(Goal of the exercise):
Copy out all the records exactly.

(The input):

-=-=-=-=-

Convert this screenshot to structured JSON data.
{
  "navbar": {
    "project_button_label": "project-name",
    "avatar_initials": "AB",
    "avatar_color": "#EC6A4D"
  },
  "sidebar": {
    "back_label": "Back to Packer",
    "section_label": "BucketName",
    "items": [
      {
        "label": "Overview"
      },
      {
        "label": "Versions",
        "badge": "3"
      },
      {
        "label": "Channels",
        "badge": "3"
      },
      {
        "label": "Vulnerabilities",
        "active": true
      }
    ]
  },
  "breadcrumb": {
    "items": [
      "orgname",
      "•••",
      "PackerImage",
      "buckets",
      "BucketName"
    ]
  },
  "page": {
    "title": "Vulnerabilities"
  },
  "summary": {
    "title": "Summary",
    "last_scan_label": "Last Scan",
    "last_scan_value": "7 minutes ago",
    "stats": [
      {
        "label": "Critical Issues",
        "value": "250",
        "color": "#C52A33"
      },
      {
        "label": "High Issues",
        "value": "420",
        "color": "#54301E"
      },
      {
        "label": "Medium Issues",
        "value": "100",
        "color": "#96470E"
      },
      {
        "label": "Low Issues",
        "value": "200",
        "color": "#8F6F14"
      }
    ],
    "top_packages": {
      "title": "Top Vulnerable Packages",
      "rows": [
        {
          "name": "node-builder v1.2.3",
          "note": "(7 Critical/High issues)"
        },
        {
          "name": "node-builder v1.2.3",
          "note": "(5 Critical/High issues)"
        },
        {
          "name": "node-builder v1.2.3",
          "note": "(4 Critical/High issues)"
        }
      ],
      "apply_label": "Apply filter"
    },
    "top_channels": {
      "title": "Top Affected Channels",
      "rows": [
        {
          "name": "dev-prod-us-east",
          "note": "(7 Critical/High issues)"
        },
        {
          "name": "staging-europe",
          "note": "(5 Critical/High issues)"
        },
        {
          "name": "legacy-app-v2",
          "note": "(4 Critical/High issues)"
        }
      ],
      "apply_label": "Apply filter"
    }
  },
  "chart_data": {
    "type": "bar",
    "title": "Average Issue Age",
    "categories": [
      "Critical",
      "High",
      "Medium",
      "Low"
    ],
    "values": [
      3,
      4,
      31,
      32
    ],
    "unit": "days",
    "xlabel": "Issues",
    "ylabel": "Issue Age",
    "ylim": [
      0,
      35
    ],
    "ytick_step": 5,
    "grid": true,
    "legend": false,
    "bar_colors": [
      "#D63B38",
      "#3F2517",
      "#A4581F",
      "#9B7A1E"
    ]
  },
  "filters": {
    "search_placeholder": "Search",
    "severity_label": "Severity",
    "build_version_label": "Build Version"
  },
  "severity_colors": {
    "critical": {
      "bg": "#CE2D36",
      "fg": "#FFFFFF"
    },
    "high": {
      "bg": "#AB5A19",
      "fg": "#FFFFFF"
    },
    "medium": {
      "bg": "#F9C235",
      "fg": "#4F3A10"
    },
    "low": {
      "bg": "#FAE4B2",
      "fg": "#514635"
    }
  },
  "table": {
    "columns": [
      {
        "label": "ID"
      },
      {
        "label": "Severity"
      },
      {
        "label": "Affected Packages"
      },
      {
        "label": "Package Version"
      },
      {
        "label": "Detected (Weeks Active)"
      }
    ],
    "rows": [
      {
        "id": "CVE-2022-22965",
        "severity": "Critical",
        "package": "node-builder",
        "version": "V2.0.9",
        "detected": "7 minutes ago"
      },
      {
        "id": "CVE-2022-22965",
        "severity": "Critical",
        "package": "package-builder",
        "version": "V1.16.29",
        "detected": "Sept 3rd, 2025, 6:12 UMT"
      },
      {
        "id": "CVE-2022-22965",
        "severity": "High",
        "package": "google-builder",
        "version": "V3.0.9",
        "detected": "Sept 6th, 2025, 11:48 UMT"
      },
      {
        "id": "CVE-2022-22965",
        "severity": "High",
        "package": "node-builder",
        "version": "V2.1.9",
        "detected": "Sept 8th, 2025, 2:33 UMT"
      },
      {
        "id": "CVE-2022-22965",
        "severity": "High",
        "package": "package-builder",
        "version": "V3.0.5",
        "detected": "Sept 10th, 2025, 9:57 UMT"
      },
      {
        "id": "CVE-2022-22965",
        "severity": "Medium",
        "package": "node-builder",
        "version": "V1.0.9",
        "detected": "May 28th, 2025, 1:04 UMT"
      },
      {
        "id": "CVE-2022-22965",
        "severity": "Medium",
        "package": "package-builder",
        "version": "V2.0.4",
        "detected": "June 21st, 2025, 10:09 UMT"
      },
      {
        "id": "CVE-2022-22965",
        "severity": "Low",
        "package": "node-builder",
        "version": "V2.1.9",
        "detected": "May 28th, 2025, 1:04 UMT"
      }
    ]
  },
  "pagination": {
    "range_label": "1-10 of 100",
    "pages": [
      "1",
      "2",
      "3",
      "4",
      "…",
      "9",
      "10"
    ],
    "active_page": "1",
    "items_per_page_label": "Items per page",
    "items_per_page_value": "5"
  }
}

-=-=-=-=-

(Result of the exercise):
Convert this screenshot to structured JSON data.
{
  "navbar": {
    "project_button_label": "project-name",
    "avatar_initials": "AB",
    "avatar_color": "#EC6A4D"
  },
  "sidebar": {
    "back_label": "Back to Packer",
    "section_label": "BucketName",
    "items": [
      {
        "label": "Overview"
      },
      {
        "label": "Versions",
        "badge": "3"
      },
      {
        "label": "Channels",
        "badge": "3"
      },
      {
        "label": "Vulnerabilities",
        "active": true
      }
    ]
  },
  "breadcrumb": {
    "items": [
      "orgname",
      "•••",
      "PackerImage",
      "buckets",
      "BucketName"
    ]
  },
  "page": {
    "title": "Vulnerabilities"
  },
  "summary": {
    "title": "Summary",
    "last_scan_label": "Last Scan",
    "last_scan_value": "7 minutes ago",
    "stats": [
      {
        "label": "Critical Issues",
        "value": "250",
        "color": "#C52A33"
      },
      {
        "label": "High Issues",
        "value": "420",
        "color": "#54301E"
      },
      {
        "label": "Medium Issues",
        "value": "100",
        "color": "#96470E"
      },
      {
        "label": "Low Issues",
        "value": "200",
        "color": "#8F6F14"
      }
    ],
    "top_packages": {
      "title": "Top Vulnerable Packages",
      "rows": [
        {
          "name": "node-builder v1.2.3",
          "note": "(7 Critical/High issues)"
        },
        {
          "name": "node-builder v1.2.3",
          "note": "(5 Critical/High issues)"
        },
        {
          "name": "node-builder v1.2.3",
          "note": "(4 Critical/High issues)"
        }
      ],
      "apply_label": "Apply filter"
    },
    "top_channels": {
      "title": "Top Affected Channels",
      "rows": [
        {
          "name": "dev-prod-us-east",
          "note": "(7 Critical/High issues)"
        },
        {
          "name": "staging-europe",
          "note": "(5 Critical/High issues)"
        },
        {
          "name": "legacy-app-v2",
          "note": "(4 Critical/High issues)"
        }
      ],
      "apply_label": "Apply filter"
    }
  },
  "chart_data": {
    "type": "bar",
    "title": "Average Issue Age",
    "categories": [
      "Critical",
      "High",
      "Medium",
      "Low"
    ],
    "values": [
      3,
      4,
      31,
      32
    ],
    "unit": "days",
    "xlabel": "Issues",
    "ylabel": "Issue Age",
    "ylim": [
      0,
      35
    ],
    "ytick_step": 5,
    "grid": true,
    "legend": false,
    "bar_colors": [
      "#D63B38",
      "#3F2517",
      "#A4581F",
      "#9B7A1E"
    ]
  },
  "filters": {
    "search_placeholder": "Search",
    "severity_label": "Severity",
    "build_version_label": "Build Version"
  },
  "severity_colors": {
    "critical": {
      "bg": "#CE2D36",
      "fg": "#FFFFFF"
    },
    "high": {
      "bg": "#AB5A19",
      "fg": "#FFFFFF"
    },
    "medium": {
      "bg": "#F9C235",
      "fg": "#4F3A10"
    },
    "low": {
      "bg": "#FAE4B2",
      "fg": "#514635"
    }
  },
  "table": {
    "columns": [
      {
        "label": "ID"
      },
      {
        "label": "Severity"
      },
      {
        "label": "Affected Packages"
      },
      {
        "label": "Package Version"
      },
      {
        "label": "Detected (Weeks Active)"
      }
    ],
    "rows": [
      {
        "id": "CVE-2022-22965",
        "severity": "Critical",
        "package": "node-builder",
        "version": "V2.0.9",
        "detected": "7 minutes ago"
      },
      {
        "id": "CVE-2022-22965",
        "severity": "Critical",
        "package": "package-builder",
        "version": "V1.16.29",
        "detected": "Sept 3rd, 2025, 6:12 UMT"
      },
      {
        "id": "CVE-2022-22965",
        "severity": "High",
        "package": "google-builder",
        "version": "V3.0.9",
        "detected": "Sept 6th, 2025, 11:48 UMT"
      },
      {
        "id": "CVE-2022-22965",
        "severity": "High",
        "package": "node-builder",
        "version": "V2.1.9",
        "detected": "Sept 8th, 2025, 2:33 UMT"
      },
      {
        "id": "CVE-2022-22965",
        "severity": "High",
        "package": "package-builder",
        "version": "V3.0.5",
        "detected": "Sept 10th, 2025, 9:57 UMT"
      },
      {
        "id": "CVE-2022-22965",
        "severity": "Medium",
        "package": "node-builder",
        "version": "V1.0.9",
        "detected": "May 28th, 2025, 1:04 UMT"
      },
      {
        "id": "CVE-2022-22965",
        "severity": "Medium",
        "package": "package-builder",
        "version": "V2.0.4",
        "detected": "June 21st, 2025, 10:09 UMT"
      },
      {
        "id": "CVE-2022-22965",
        "severity": "Low",
        "package": "node-builder",
        "version": "V2.1.9",
        "detected": "May 28th, 2025, 1:04 UMT"
      }
    ]
  },
  "pagination": {
    "range_label": "1-10 of 100",
    "pages": [
      "1",
      "2",
      "3",
      "4",
      "…",
      "9",
      "10"
    ],
    "active_page": "1",
    "items_per_page_label": "Items per page",
    "items_per_page_value": "5"
  }
}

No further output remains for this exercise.